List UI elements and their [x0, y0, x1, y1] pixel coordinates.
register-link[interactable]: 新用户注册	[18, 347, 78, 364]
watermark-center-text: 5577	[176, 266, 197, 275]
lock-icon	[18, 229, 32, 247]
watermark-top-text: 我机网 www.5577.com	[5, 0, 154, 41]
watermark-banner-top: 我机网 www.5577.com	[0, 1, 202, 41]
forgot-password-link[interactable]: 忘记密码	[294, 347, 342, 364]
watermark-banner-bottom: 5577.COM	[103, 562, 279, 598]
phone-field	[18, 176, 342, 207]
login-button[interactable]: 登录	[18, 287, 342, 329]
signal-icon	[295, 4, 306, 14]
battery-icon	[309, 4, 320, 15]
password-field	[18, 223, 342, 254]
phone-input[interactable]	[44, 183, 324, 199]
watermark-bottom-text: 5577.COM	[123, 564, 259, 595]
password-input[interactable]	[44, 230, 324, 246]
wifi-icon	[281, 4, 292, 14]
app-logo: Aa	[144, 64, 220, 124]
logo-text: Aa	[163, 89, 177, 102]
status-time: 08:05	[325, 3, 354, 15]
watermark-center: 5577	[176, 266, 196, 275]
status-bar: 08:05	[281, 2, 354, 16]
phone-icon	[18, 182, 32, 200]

### [WORK INSTRUCTIONS]
Please render every line of the listing above as a JSON list of strings, one string per line, leaving out blank lines.

### [THE ANSWER]
[
  "List UI elements and their [x0, y0, x1, y1] pixel coordinates.",
  "register-link[interactable]: 新用户注册\t[18, 347, 78, 364]",
  "watermark-center-text: 5577\t[176, 266, 197, 275]",
  "lock-icon\t[18, 229, 32, 247]",
  "watermark-top-text: 我机网 www.5577.com\t[5, 0, 154, 41]",
  "watermark-banner-top: 我机网 www.5577.com\t[0, 1, 202, 41]",
  "forgot-password-link[interactable]: 忘记密码\t[294, 347, 342, 364]",
  "watermark-banner-bottom: 5577.COM\t[103, 562, 279, 598]",
  "phone-field\t[18, 176, 342, 207]",
  "login-button[interactable]: 登录\t[18, 287, 342, 329]",
  "signal-icon\t[295, 4, 306, 14]",
  "battery-icon\t[309, 4, 320, 15]",
  "password-field\t[18, 223, 342, 254]",
  "phone-input[interactable]\t[44, 183, 324, 199]",
  "watermark-bottom-text: 5577.COM\t[123, 564, 259, 595]",
  "password-input[interactable]\t[44, 230, 324, 246]",
  "wifi-icon\t[281, 4, 292, 14]",
  "app-logo: Aa\t[144, 64, 220, 124]",
  "logo-text: Aa\t[163, 89, 177, 102]",
  "status-time: 08:05\t[325, 3, 354, 15]",
  "watermark-center: 5577\t[176, 266, 196, 275]",
  "status-bar: 08:05\t[281, 2, 354, 16]",
  "phone-icon\t[18, 182, 32, 200]"
]